→ **ACTION ITEM**: For the entries below, state how many lines contain the word "series" and add nothing else.

→ **Dataset listings of figures**:
= Beginning of Section =

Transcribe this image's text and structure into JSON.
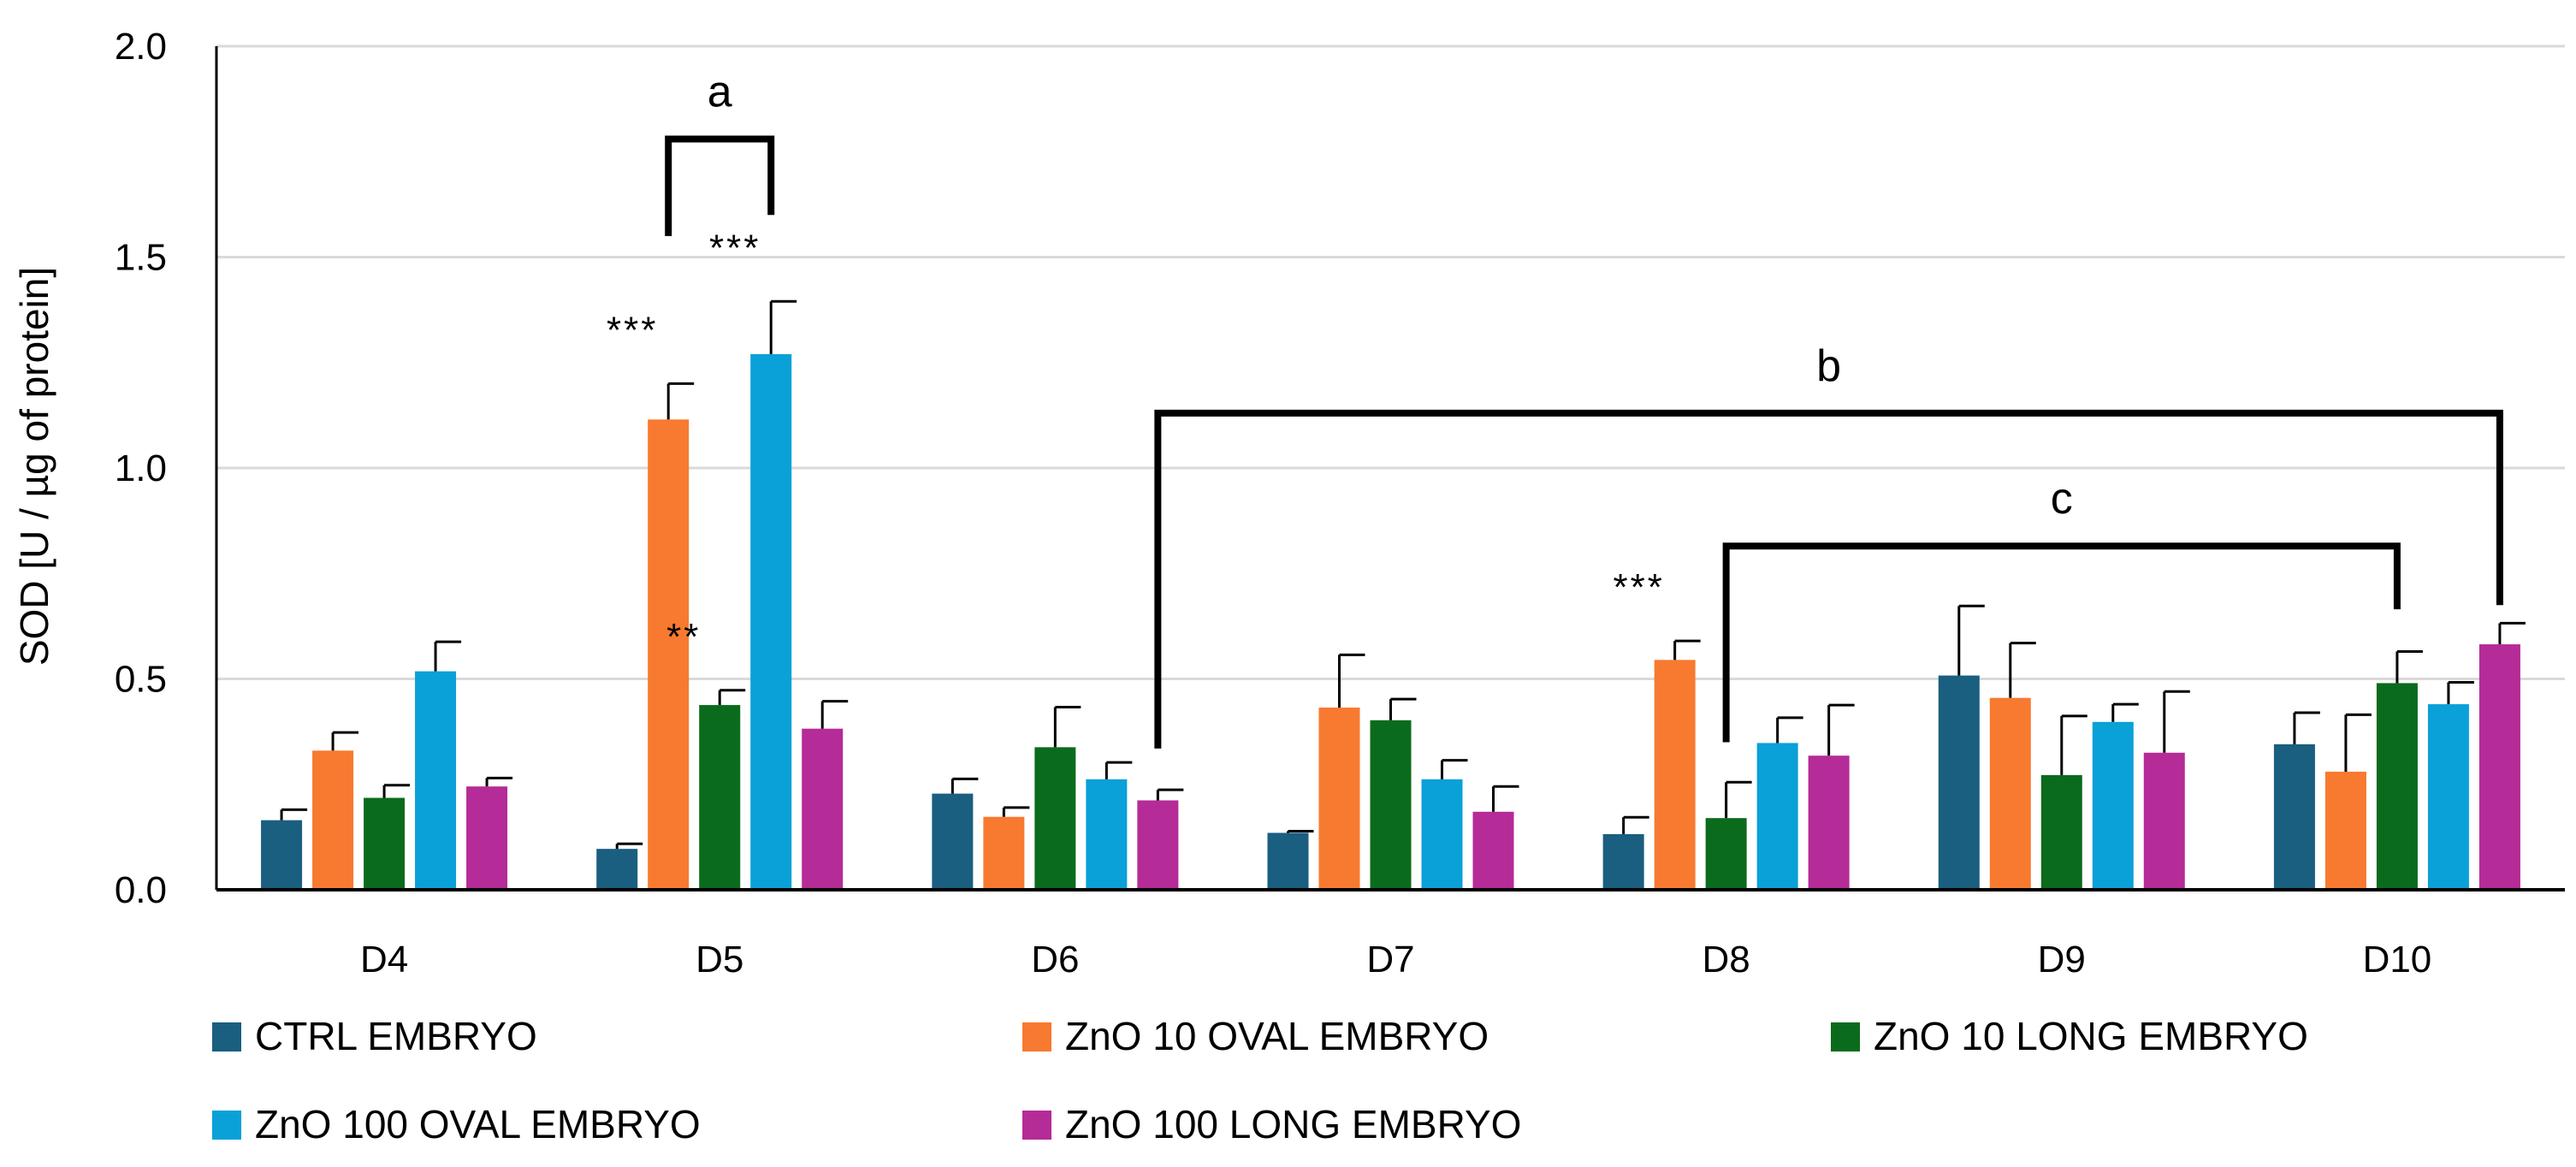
{
  "chart_data": {
    "type": "bar",
    "title": "",
    "xlabel": "",
    "ylabel": "SOD [U / µg of protein]",
    "ylim": [
      0,
      2.0
    ],
    "yticks": [
      "0.0",
      "0.5",
      "1.0",
      "1.5",
      "2.0"
    ],
    "grid": true,
    "legend_position": "bottom",
    "categories": [
      "D4",
      "D5",
      "D6",
      "D7",
      "D8",
      "D9",
      "D10"
    ],
    "series": [
      {
        "name": "CTRL EMBRYO",
        "color": "#1a5e80",
        "values": [
          0.165,
          0.097,
          0.228,
          0.135,
          0.132,
          0.508,
          0.345
        ],
        "errors": [
          0.025,
          0.012,
          0.035,
          0.004,
          0.04,
          0.165,
          0.075
        ]
      },
      {
        "name": "ZnO 10 OVAL EMBRYO",
        "color": "#f77a30",
        "values": [
          0.33,
          1.115,
          0.173,
          0.432,
          0.545,
          0.455,
          0.28
        ],
        "errors": [
          0.043,
          0.085,
          0.022,
          0.125,
          0.045,
          0.13,
          0.135
        ]
      },
      {
        "name": "ZnO 10 LONG EMBRYO",
        "color": "#0b6b1c",
        "values": [
          0.218,
          0.438,
          0.338,
          0.402,
          0.17,
          0.272,
          0.49
        ],
        "errors": [
          0.03,
          0.035,
          0.095,
          0.05,
          0.085,
          0.14,
          0.075
        ]
      },
      {
        "name": "ZnO 100 OVAL EMBRYO",
        "color": "#0aa0d8",
        "values": [
          0.518,
          1.27,
          0.262,
          0.262,
          0.348,
          0.398,
          0.44
        ],
        "errors": [
          0.07,
          0.125,
          0.04,
          0.045,
          0.06,
          0.042,
          0.052
        ]
      },
      {
        "name": "ZnO 100 LONG EMBRYO",
        "color": "#b52b97",
        "values": [
          0.245,
          0.382,
          0.212,
          0.185,
          0.318,
          0.325,
          0.582
        ],
        "errors": [
          0.02,
          0.065,
          0.025,
          0.06,
          0.12,
          0.145,
          0.05
        ]
      }
    ],
    "significance": [
      {
        "category": "D5",
        "series": 1,
        "label": "***"
      },
      {
        "category": "D5",
        "series": 2,
        "label": "**"
      },
      {
        "category": "D5",
        "series": 3,
        "label": "***"
      },
      {
        "category": "D8",
        "series": 1,
        "label": "***"
      }
    ],
    "brackets": [
      {
        "label": "a",
        "from": {
          "category": "D5",
          "series": 1
        },
        "to": {
          "category": "D5",
          "series": 3
        },
        "value": 1.78,
        "end_value_from": 1.55,
        "end_value_to": 1.6
      },
      {
        "label": "b",
        "from": {
          "category": "D6",
          "series": 4
        },
        "to": {
          "category": "D10",
          "series": 4
        },
        "value": 1.13,
        "end_value_from": 0.335,
        "end_value_to": 0.675
      },
      {
        "label": "c",
        "from": {
          "category": "D8",
          "series": 2
        },
        "to": {
          "category": "D10",
          "series": 2
        },
        "value": 0.815,
        "end_value_from": 0.35,
        "end_value_to": 0.665
      }
    ]
  }
}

= End of Section =

→ **RESULT OF THIS TASK**: 11